**本文**
———

WAGOMU-このブログについて-


WAGOMUというのは、「和」と「和む(なごむ)」から創った造語に、「輪ゴム」という括る対象によってその形状を柔軟に変化させることのできる図像の記号性を与えたものです。このブログは、2009年から「瞑想」というキーワードと向き合いながら広告会社でデザインをしている自分から生まれた造形に言語的アプローチで再解釈を与えることを目的に2015年の年頭にはじめました。
実家が、高野山真言宗という密教系の宗派のお寺であることから、美術大学の卒業製作のテーマとして「阿字観」という瞑想に出会いました。密教では阿字(大日如来を表すサンスクリット文字)と対峙しながら瞑想を行います。他の瞑想のスタイルにおいても、何か1つの対象や動作に意識を集中することで、瞑想を体得するものが多いのです。インターネット社会になり、SNSのタイムラインのようにどんどん流れていく情報が増え、多次元的に脳に取り込む情報の量が日々増えていくようになって久しい現代社会において、グラフィックが「瞑想」と同じような効果を人間の脳に与えることができるのではないか。それが私のコンセプトです。

———

**データ行**
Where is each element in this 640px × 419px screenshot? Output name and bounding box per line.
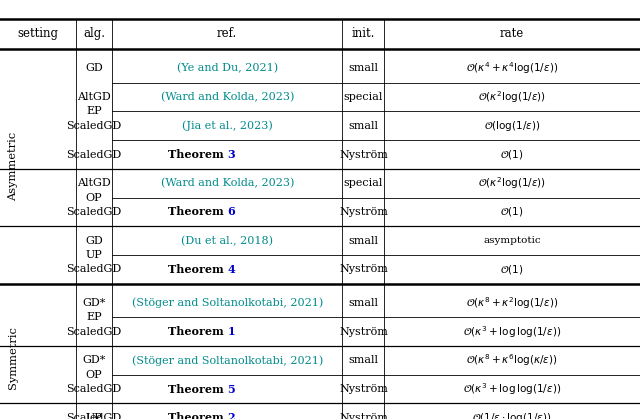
Text: ScaledGD: ScaledGD <box>67 264 122 274</box>
Text: ScaledGD: ScaledGD <box>67 413 122 419</box>
Text: Nyström: Nyström <box>339 207 388 217</box>
Text: Theorem: Theorem <box>168 326 227 337</box>
Text: ScaledGD: ScaledGD <box>67 207 122 217</box>
Text: rate: rate <box>500 27 524 41</box>
Text: GD*: GD* <box>83 298 106 308</box>
Text: Asymmetric: Asymmetric <box>8 132 18 201</box>
Text: setting: setting <box>17 27 58 41</box>
Text: UP: UP <box>85 413 102 419</box>
Text: $\mathcal{O}(\kappa^4 + \kappa^4 \log(1/\epsilon))$: $\mathcal{O}(\kappa^4 + \kappa^4 \log(1/… <box>466 60 558 76</box>
Text: AltGD: AltGD <box>77 178 111 188</box>
Text: Symmetric: Symmetric <box>8 326 18 389</box>
Text: (Du et al., 2018): (Du et al., 2018) <box>181 235 273 246</box>
Text: ScaledGD: ScaledGD <box>67 327 122 337</box>
Text: Nyström: Nyström <box>339 264 388 274</box>
Text: ScaledGD: ScaledGD <box>67 384 122 394</box>
Text: $\mathcal{O}(1)$: $\mathcal{O}(1)$ <box>500 263 524 276</box>
Text: GD: GD <box>85 235 103 246</box>
Text: $\mathcal{O}(\kappa^3 + \log\log(1/\epsilon))$: $\mathcal{O}(\kappa^3 + \log\log(1/\epsi… <box>463 324 561 340</box>
Text: (Ward and Kolda, 2023): (Ward and Kolda, 2023) <box>161 92 294 102</box>
Text: Nyström: Nyström <box>339 327 388 337</box>
Text: $\mathcal{O}(1)$: $\mathcal{O}(1)$ <box>500 148 524 161</box>
Text: 1: 1 <box>227 326 235 337</box>
Text: special: special <box>344 92 383 102</box>
Text: 3: 3 <box>227 149 235 160</box>
Text: (Jia et al., 2023): (Jia et al., 2023) <box>182 121 273 131</box>
Text: init.: init. <box>352 27 375 41</box>
Text: small: small <box>349 63 378 73</box>
Text: ScaledGD: ScaledGD <box>67 121 122 131</box>
Text: Theorem: Theorem <box>168 412 227 419</box>
Text: small: small <box>349 235 378 246</box>
Text: $\mathcal{O}(\kappa^2 \log(1/\epsilon))$: $\mathcal{O}(\kappa^2 \log(1/\epsilon))$ <box>478 175 546 191</box>
Text: $\mathcal{O}(1/\epsilon \cdot \log(1/\epsilon))$: $\mathcal{O}(1/\epsilon \cdot \log(1/\ep… <box>472 411 552 419</box>
Text: (Ward and Kolda, 2023): (Ward and Kolda, 2023) <box>161 178 294 189</box>
Text: $\mathcal{O}(\log(1/\epsilon))$: $\mathcal{O}(\log(1/\epsilon))$ <box>484 119 540 133</box>
Text: $\mathcal{O}(\kappa^3 + \log\log(1/\epsilon))$: $\mathcal{O}(\kappa^3 + \log\log(1/\epsi… <box>463 381 561 397</box>
Text: 6: 6 <box>227 207 235 217</box>
Text: 5: 5 <box>227 384 235 395</box>
Text: EP: EP <box>86 313 102 322</box>
Text: (Stöger and Soltanolkotabi, 2021): (Stöger and Soltanolkotabi, 2021) <box>132 298 323 308</box>
Text: small: small <box>349 298 378 308</box>
Text: $\mathcal{O}(1)$: $\mathcal{O}(1)$ <box>500 205 524 218</box>
Text: 4: 4 <box>227 264 235 275</box>
Text: Theorem: Theorem <box>168 384 227 395</box>
Text: ScaledGD: ScaledGD <box>67 150 122 160</box>
Text: small: small <box>349 355 378 365</box>
Text: OP: OP <box>86 370 102 380</box>
Text: $\mathcal{O}(\kappa^8 + \kappa^6 \log(\kappa/\epsilon))$: $\mathcal{O}(\kappa^8 + \kappa^6 \log(\k… <box>466 352 558 368</box>
Text: (Stöger and Soltanolkotabi, 2021): (Stöger and Soltanolkotabi, 2021) <box>132 355 323 366</box>
Text: asymptotic: asymptotic <box>483 236 541 245</box>
Text: Nyström: Nyström <box>339 150 388 160</box>
Text: $\mathcal{O}(\kappa^2 \log(1/\epsilon))$: $\mathcal{O}(\kappa^2 \log(1/\epsilon))$ <box>478 89 546 105</box>
Text: EP: EP <box>86 106 102 116</box>
Text: OP: OP <box>86 193 102 202</box>
Text: (Ye and Du, 2021): (Ye and Du, 2021) <box>177 63 278 74</box>
Text: UP: UP <box>85 250 102 260</box>
Text: 2: 2 <box>227 412 235 419</box>
Text: Nyström: Nyström <box>339 384 388 394</box>
Text: AltGD: AltGD <box>77 92 111 102</box>
Text: ref.: ref. <box>217 27 237 41</box>
Text: Theorem: Theorem <box>168 264 227 275</box>
Text: GD*: GD* <box>83 355 106 365</box>
Text: Theorem: Theorem <box>168 149 227 160</box>
Text: GD: GD <box>85 63 103 73</box>
Text: small: small <box>349 121 378 131</box>
Text: alg.: alg. <box>83 27 105 41</box>
Text: special: special <box>344 178 383 188</box>
Text: Theorem: Theorem <box>168 207 227 217</box>
Text: Nyström: Nyström <box>339 413 388 419</box>
Text: $\mathcal{O}(\kappa^8 + \kappa^2 \log(1/\epsilon))$: $\mathcal{O}(\kappa^8 + \kappa^2 \log(1/… <box>466 295 558 311</box>
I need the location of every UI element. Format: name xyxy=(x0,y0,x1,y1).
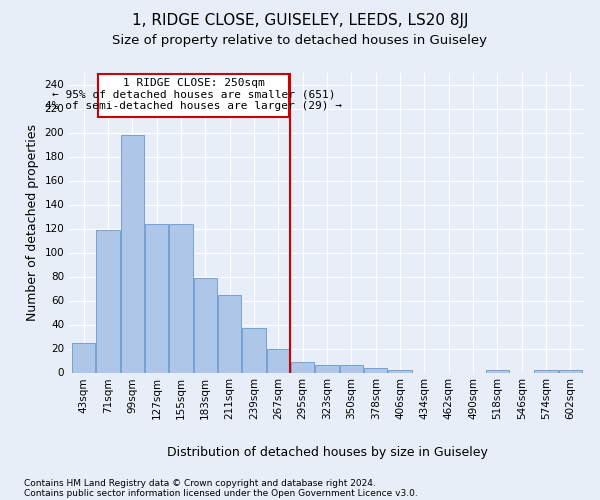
Bar xyxy=(121,135,144,372)
Bar xyxy=(194,278,217,372)
Bar xyxy=(72,342,95,372)
Bar xyxy=(267,348,290,372)
Bar xyxy=(145,224,168,372)
Text: 4% of semi-detached houses are larger (29) →: 4% of semi-detached houses are larger (2… xyxy=(45,102,342,112)
Text: 1, RIDGE CLOSE, GUISELEY, LEEDS, LS20 8JJ: 1, RIDGE CLOSE, GUISELEY, LEEDS, LS20 8J… xyxy=(132,12,468,28)
Bar xyxy=(559,370,582,372)
Text: Size of property relative to detached houses in Guiseley: Size of property relative to detached ho… xyxy=(113,34,487,47)
Text: Distribution of detached houses by size in Guiseley: Distribution of detached houses by size … xyxy=(167,446,487,459)
Bar xyxy=(364,368,387,372)
Bar xyxy=(535,370,557,372)
Text: Contains HM Land Registry data © Crown copyright and database right 2024.: Contains HM Land Registry data © Crown c… xyxy=(24,479,376,488)
Bar xyxy=(316,366,338,372)
Bar xyxy=(291,362,314,372)
Bar xyxy=(242,328,266,372)
FancyBboxPatch shape xyxy=(98,74,289,117)
Text: Contains public sector information licensed under the Open Government Licence v3: Contains public sector information licen… xyxy=(24,489,418,498)
Bar xyxy=(169,224,193,372)
Text: ← 95% of detached houses are smaller (651): ← 95% of detached houses are smaller (65… xyxy=(52,90,335,100)
Bar xyxy=(97,230,119,372)
Bar xyxy=(218,294,241,372)
Text: 1 RIDGE CLOSE: 250sqm: 1 RIDGE CLOSE: 250sqm xyxy=(123,78,265,88)
Bar xyxy=(340,366,363,372)
Bar xyxy=(388,370,412,372)
Bar xyxy=(486,370,509,372)
Y-axis label: Number of detached properties: Number of detached properties xyxy=(26,124,39,321)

———

**練習問題**
1. エントリのうち、「Bar xyxy=(121,135,144,372)」を含む行から「Bar xyxy=(364,368,387,372)」を含む行までを、「Bar」を「Rect」に変えて書き直すこと。ほかの部分はそのままにする。
2. ブログ「WAGOMU」の紹介を述べた本文の続きを、最後の文の後から書くこと。
本文とエントリは互いに関係のない別々の資料である。

**以下解答**
1.
Rect xyxy=(121,135,144,372)
Rect xyxy=(194,278,217,372)
Rect xyxy=(72,342,95,372)
Rect xyxy=(267,348,290,372)
Rect xyxy=(145,224,168,372)
Text: 4% of semi-detached houses are larger (29) →: 4% of semi-detached houses are larger (2… xyxy=(45,102,342,112)
Text: 1, RIDGE CLOSE, GUISELEY, LEEDS, LS20 8JJ: 1, RIDGE CLOSE, GUISELEY, LEEDS, LS20 8J… xyxy=(132,12,468,28)
Rect xyxy=(559,370,582,372)
Text: Size of property relative to detached houses in Guiseley: Size of property relative to detached ho… xyxy=(113,34,487,47)
Text: Distribution of detached houses by size in Guiseley: Distribution of detached houses by size … xyxy=(167,446,487,459)
Rect xyxy=(364,368,387,372)

2.
しかし、このテーマを持ちながらデザインをする自分自身が日々の生活や仕事の中での大量の雑多な情報のインプットによって、1つの図像から受け取るインスピレーションの感度や、表現力が劣化しているのではないかという懸念が生まれました。そこで、図像に対しての感度を鈍らせないために、画材を制限したドローイングと、そこから見出した自分自身の思考の軌跡をブログという形で残すことにしました。ブログを書きついでに瞑想しようというわけです。日によっては更新できない日もあるでしょうが、基本的に1日1投稿を目標に続けていきたいと思っています。2015.01.03

2015/04/02

木菓子 / BAUM KUCHEN



1本の芯材とその周囲を囲むが描けた。
どこかでこんな構造のものを見たことがあると
思っていると、バームクーヘンを思い出した。

バウムクーヘンは、ドイツ人が生みの親で
いまでもドイツを代表するお菓子のひとつで、
BAUM(木)とKUCHEN(お菓子・ケーキ)という
ドイツ語からできた名前であるという。
初めて焼かれた頃のバウムクーヘンは、
樫の木を芯にして、手で回しながら生地をつけていくという
とてつもなく手間のかかるものだったようだ。
その名前の通り、樹木が年月を重ねてできる
年輪のシニフィエをそのままお菓子に置き換えたものである。
結果的にこの製法になったのか、
年輪の成り立ちから発想してこの製法に至ったのかは分からないが、
非常に記号的に興味をそそられる姿形をしていると思う。
この年輪の積層の記号性が、
年月や手間、歴史の厚みといったイメージを呼ぶことから、
日本ではお目出度い贈答品のひとつとして慶事の贈り物に
選ばれることが多い。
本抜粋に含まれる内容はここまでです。